# start of Source data
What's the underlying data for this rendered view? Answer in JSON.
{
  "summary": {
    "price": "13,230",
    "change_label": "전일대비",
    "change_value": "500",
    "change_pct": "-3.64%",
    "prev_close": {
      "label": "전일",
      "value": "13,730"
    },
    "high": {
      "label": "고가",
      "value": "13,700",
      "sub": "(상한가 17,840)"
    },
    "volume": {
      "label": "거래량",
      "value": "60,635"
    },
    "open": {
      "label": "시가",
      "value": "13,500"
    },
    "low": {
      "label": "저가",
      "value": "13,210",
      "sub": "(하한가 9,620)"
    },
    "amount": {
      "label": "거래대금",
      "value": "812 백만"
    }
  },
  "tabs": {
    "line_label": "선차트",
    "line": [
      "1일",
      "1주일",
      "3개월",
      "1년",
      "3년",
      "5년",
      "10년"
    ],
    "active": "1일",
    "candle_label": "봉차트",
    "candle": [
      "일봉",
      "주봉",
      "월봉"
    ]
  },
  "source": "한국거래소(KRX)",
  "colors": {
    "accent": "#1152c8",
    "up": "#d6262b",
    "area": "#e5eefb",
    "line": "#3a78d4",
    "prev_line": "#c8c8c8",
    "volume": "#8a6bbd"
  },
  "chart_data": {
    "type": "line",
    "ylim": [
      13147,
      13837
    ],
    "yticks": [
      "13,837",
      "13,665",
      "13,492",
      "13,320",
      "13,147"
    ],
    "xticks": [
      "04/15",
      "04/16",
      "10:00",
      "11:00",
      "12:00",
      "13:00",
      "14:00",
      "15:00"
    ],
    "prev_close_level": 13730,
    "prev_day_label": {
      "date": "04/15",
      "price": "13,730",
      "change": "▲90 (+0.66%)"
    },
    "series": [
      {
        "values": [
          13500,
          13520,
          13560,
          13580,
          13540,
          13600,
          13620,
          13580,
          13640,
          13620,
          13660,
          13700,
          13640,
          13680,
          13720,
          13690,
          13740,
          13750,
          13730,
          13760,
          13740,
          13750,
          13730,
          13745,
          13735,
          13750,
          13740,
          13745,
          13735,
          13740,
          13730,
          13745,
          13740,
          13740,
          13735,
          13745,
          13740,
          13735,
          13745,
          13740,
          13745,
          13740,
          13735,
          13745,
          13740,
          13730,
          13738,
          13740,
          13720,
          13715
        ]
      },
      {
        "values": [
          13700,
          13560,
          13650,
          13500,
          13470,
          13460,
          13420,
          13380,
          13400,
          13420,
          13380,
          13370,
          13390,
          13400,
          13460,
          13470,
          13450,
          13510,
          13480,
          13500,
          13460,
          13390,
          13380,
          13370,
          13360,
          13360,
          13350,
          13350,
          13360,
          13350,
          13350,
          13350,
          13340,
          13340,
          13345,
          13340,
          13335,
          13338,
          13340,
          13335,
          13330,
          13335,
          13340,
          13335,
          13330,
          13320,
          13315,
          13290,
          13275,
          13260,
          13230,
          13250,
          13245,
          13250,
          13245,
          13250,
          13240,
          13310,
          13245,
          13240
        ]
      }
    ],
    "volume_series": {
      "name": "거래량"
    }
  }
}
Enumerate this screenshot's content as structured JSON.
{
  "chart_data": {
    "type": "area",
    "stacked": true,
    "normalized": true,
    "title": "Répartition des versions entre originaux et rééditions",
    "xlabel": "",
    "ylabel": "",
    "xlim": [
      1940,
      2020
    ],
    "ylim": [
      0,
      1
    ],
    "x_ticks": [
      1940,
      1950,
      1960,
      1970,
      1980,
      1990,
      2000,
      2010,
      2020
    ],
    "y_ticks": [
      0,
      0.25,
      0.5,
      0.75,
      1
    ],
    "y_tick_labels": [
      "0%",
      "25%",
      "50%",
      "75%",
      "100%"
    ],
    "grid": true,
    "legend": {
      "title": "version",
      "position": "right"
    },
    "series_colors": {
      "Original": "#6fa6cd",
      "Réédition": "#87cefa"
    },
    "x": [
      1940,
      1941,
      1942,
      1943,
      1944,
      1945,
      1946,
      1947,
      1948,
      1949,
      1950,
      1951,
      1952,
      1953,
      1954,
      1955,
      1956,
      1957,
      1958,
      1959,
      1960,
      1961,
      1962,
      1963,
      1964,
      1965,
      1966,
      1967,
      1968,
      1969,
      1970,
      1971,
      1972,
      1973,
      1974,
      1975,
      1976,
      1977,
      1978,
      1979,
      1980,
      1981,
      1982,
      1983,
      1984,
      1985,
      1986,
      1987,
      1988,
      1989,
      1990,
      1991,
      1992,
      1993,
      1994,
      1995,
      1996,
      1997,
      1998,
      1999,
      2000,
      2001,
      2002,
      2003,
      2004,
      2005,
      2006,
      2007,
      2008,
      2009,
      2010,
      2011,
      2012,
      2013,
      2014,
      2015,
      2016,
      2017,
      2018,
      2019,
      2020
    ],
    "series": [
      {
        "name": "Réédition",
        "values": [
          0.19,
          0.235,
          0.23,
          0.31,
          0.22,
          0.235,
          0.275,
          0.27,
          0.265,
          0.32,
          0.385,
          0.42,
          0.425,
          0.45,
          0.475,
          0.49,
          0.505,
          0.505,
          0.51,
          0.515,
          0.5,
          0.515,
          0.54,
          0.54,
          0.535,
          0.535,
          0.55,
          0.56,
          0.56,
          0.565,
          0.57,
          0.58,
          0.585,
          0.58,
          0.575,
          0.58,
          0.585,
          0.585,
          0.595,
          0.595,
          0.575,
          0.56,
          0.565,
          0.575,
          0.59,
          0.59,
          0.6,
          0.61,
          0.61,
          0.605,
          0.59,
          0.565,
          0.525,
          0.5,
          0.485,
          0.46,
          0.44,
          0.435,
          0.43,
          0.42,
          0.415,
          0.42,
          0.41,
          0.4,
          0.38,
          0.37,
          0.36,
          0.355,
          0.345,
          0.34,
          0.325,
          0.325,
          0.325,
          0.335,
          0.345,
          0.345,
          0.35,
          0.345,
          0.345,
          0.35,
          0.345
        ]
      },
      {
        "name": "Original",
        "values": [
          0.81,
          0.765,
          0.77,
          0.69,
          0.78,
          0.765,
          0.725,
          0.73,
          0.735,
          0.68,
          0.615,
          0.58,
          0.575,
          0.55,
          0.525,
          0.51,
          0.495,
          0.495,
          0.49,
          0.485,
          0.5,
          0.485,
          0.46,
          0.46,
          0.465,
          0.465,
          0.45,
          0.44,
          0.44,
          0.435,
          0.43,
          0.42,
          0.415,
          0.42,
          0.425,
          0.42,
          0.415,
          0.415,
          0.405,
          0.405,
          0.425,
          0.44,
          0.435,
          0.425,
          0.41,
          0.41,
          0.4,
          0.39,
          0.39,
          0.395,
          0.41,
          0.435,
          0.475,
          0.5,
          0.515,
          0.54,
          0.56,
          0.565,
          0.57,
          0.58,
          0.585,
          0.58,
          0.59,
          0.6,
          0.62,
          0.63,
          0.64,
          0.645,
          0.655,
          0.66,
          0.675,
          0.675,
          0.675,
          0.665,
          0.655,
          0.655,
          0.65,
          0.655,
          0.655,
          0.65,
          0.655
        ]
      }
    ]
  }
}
# end of Source data
- [To do] Collect the lines of the data that carry the word "this".

- [Answer in full]
What's the underlying data for this rendered view? Answer in JSON.
Enumerate this screenshot's content as structured JSON.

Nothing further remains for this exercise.